> [Given request]
From the entries that follow, pick out all lines holding "NUMBER".
######
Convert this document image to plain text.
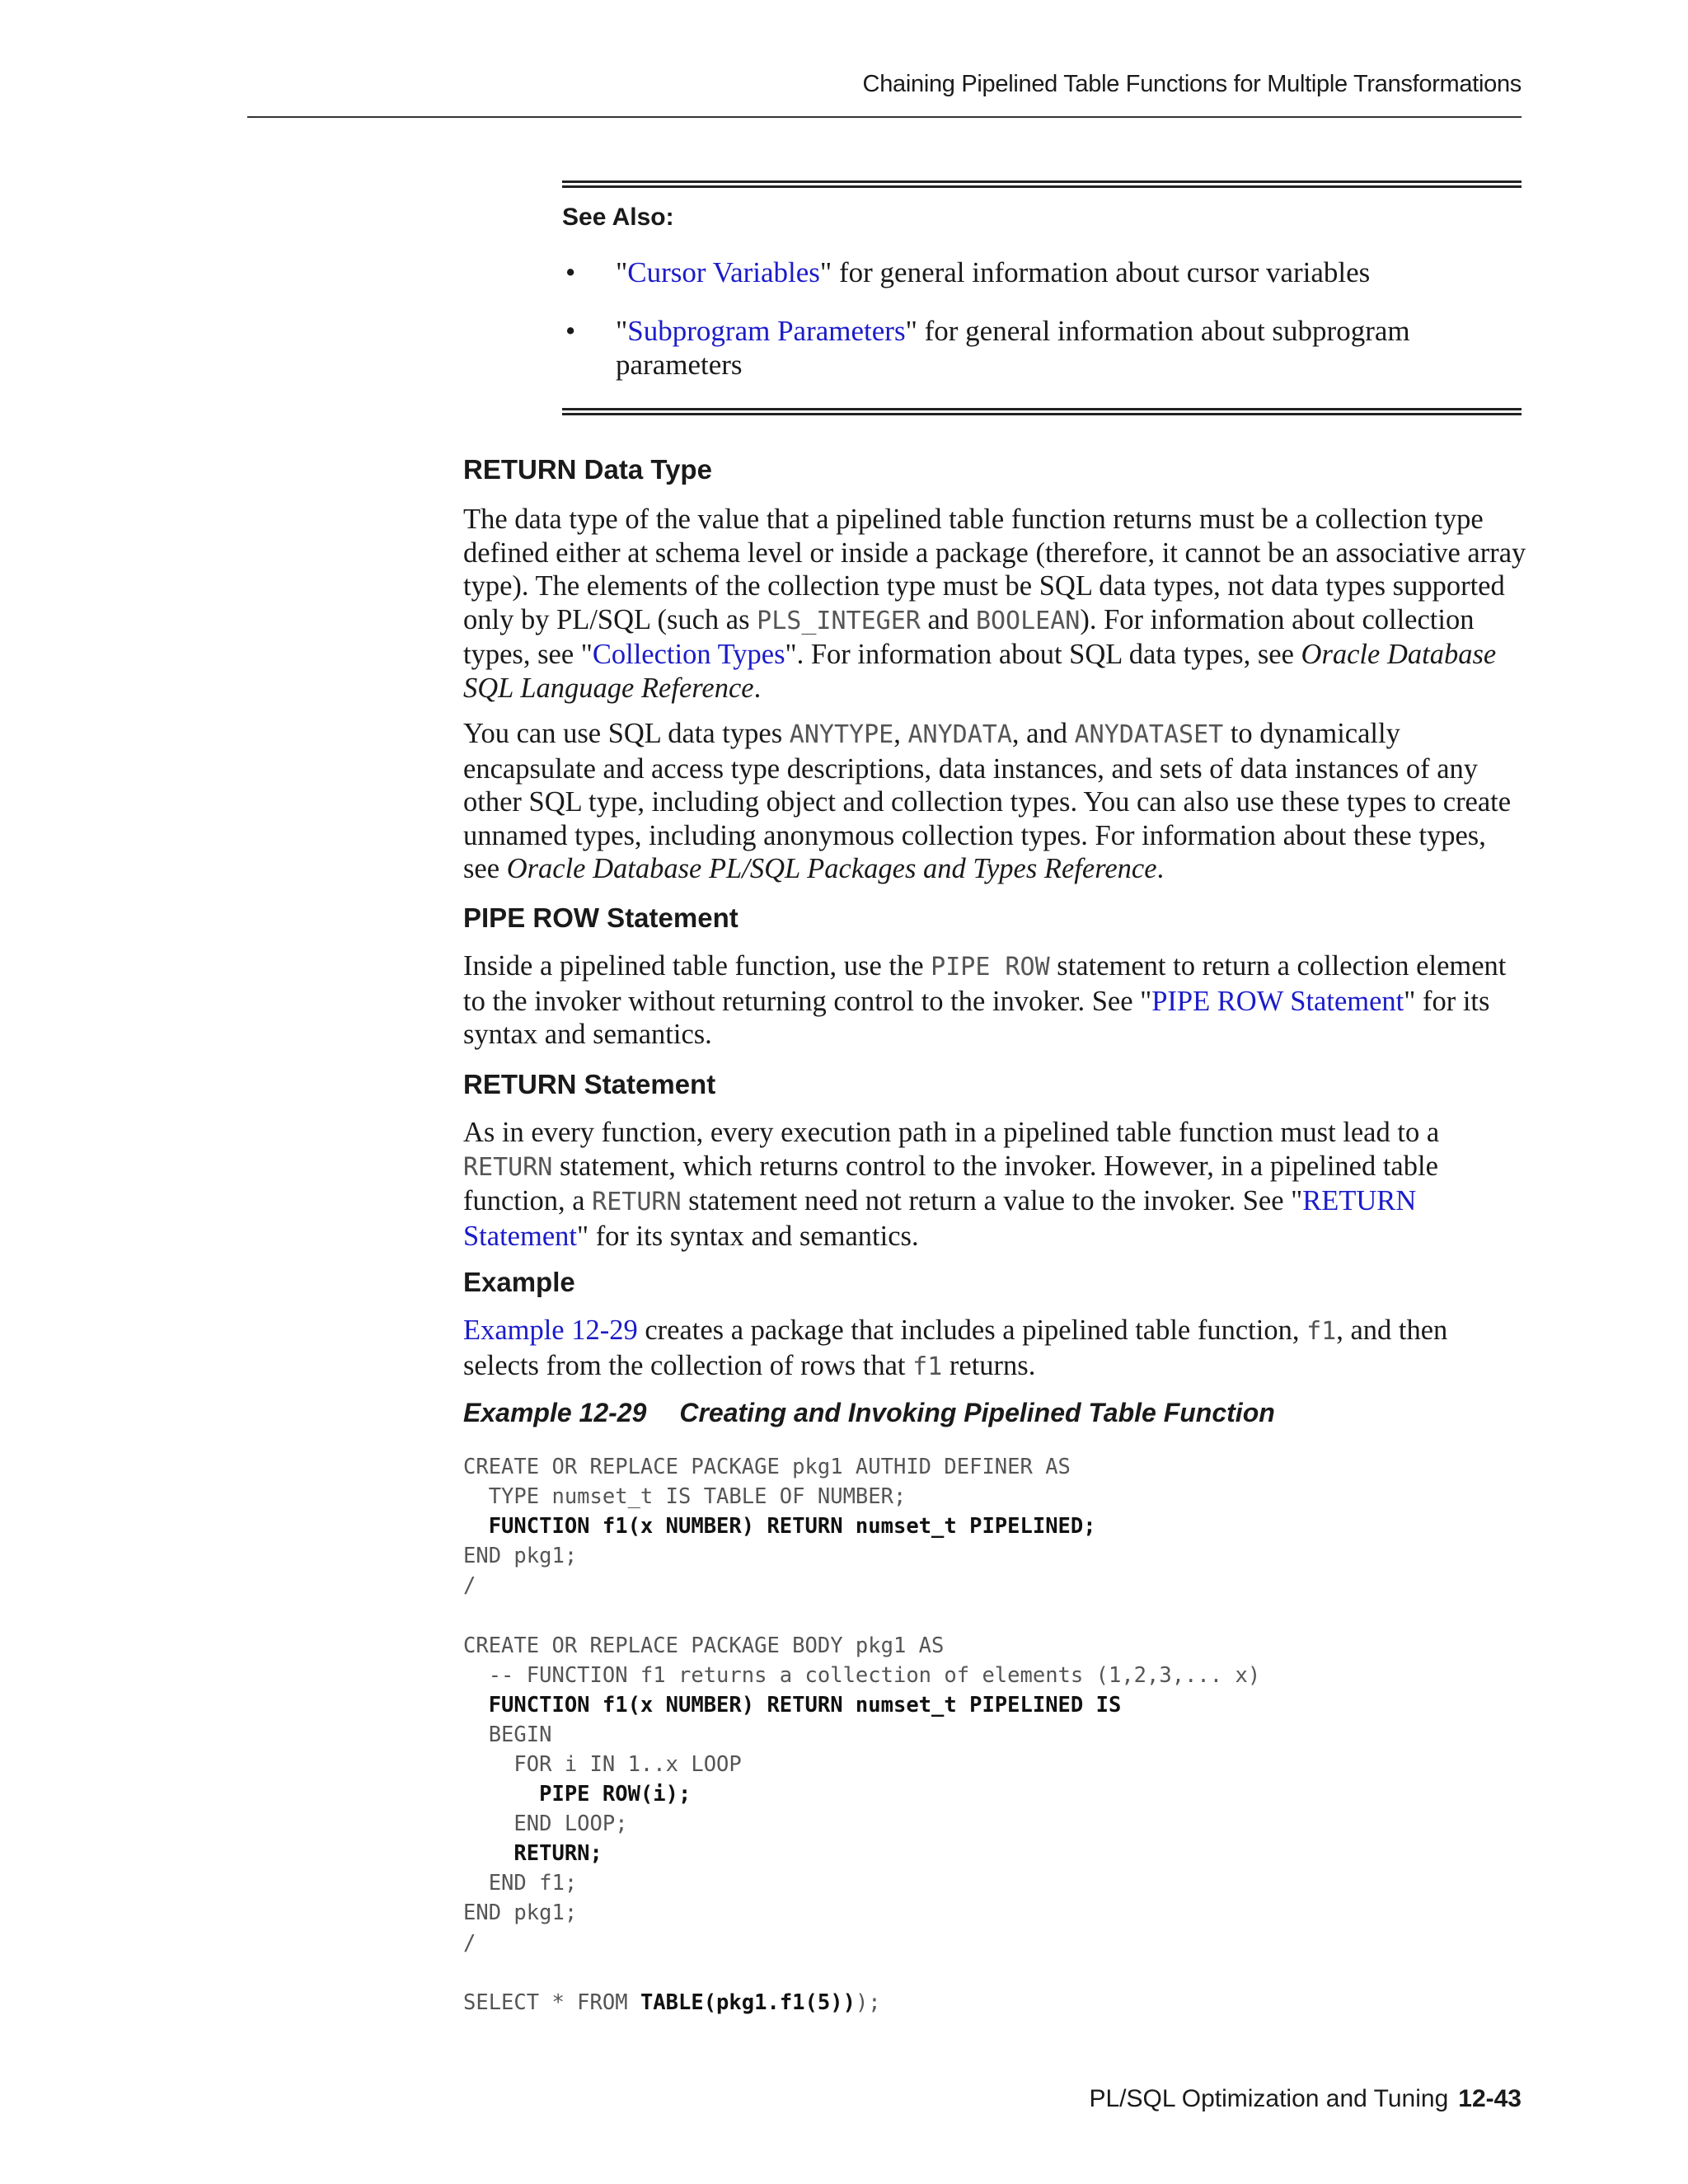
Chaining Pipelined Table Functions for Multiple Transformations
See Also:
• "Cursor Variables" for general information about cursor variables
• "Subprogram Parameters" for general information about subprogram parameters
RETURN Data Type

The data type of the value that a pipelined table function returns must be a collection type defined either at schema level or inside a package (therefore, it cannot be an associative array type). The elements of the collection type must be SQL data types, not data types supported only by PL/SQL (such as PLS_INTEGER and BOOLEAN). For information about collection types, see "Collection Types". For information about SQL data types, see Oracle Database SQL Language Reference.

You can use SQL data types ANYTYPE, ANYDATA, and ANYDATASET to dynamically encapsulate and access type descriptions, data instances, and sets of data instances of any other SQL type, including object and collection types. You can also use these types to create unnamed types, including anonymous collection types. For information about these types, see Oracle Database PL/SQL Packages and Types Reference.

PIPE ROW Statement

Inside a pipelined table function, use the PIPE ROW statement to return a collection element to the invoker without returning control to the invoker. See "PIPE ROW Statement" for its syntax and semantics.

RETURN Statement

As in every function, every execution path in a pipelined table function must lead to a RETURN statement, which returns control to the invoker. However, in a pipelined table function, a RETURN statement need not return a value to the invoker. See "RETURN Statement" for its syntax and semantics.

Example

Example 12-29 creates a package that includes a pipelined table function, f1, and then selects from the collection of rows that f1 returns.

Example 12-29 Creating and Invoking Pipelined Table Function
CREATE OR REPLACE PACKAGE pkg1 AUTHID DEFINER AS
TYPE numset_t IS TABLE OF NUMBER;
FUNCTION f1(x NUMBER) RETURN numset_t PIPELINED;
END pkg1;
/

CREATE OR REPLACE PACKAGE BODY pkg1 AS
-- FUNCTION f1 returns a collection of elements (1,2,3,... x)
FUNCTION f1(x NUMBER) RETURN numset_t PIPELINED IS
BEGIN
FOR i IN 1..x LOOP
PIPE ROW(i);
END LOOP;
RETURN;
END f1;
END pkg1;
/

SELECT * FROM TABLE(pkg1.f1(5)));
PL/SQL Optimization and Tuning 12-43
######
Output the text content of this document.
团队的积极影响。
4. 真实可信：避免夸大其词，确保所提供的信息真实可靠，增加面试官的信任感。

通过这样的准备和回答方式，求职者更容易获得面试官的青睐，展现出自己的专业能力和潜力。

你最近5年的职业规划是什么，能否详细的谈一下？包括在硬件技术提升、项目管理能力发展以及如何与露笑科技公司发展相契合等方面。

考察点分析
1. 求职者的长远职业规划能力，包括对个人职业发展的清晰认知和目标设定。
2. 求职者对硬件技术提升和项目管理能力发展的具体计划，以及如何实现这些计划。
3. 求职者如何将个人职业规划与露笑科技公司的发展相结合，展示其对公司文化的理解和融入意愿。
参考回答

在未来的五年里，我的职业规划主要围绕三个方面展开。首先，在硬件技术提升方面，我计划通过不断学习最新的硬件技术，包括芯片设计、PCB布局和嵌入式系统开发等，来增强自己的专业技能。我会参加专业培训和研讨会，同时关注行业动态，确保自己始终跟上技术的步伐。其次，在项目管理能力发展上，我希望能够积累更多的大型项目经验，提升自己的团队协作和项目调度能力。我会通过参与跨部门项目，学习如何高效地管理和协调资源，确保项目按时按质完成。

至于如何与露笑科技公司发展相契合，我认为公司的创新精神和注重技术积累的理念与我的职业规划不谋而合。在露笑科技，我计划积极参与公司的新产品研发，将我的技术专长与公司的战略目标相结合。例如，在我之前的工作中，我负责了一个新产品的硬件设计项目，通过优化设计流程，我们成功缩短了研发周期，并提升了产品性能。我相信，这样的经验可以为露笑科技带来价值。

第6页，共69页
######
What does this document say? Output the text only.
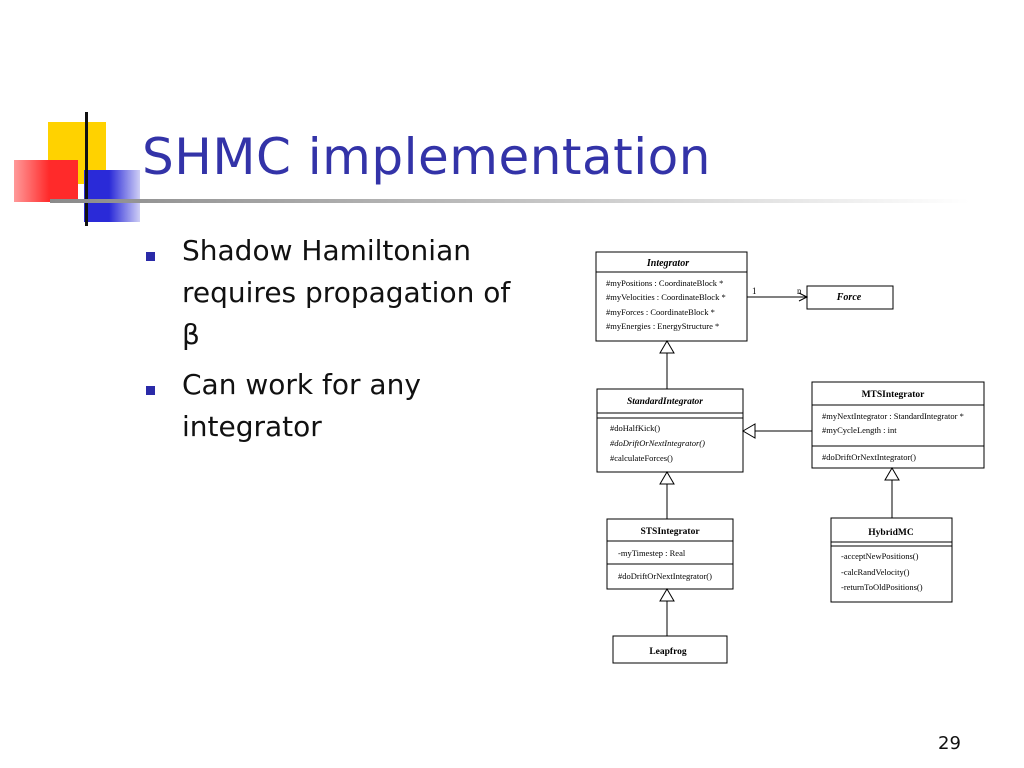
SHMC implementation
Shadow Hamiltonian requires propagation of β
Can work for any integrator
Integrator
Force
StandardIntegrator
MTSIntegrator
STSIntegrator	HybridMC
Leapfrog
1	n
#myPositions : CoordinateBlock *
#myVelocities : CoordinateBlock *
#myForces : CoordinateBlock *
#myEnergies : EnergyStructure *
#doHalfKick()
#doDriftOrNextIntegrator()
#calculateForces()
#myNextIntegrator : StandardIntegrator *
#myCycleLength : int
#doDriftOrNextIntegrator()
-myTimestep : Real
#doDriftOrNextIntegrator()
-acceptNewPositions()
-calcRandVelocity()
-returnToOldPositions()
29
######
> [Answer to the task]
TYPE numset_t IS TABLE OF NUMBER;
FUNCTION f1(x NUMBER) RETURN numset_t PIPELINED;
FUNCTION f1(x NUMBER) RETURN numset_t PIPELINED IS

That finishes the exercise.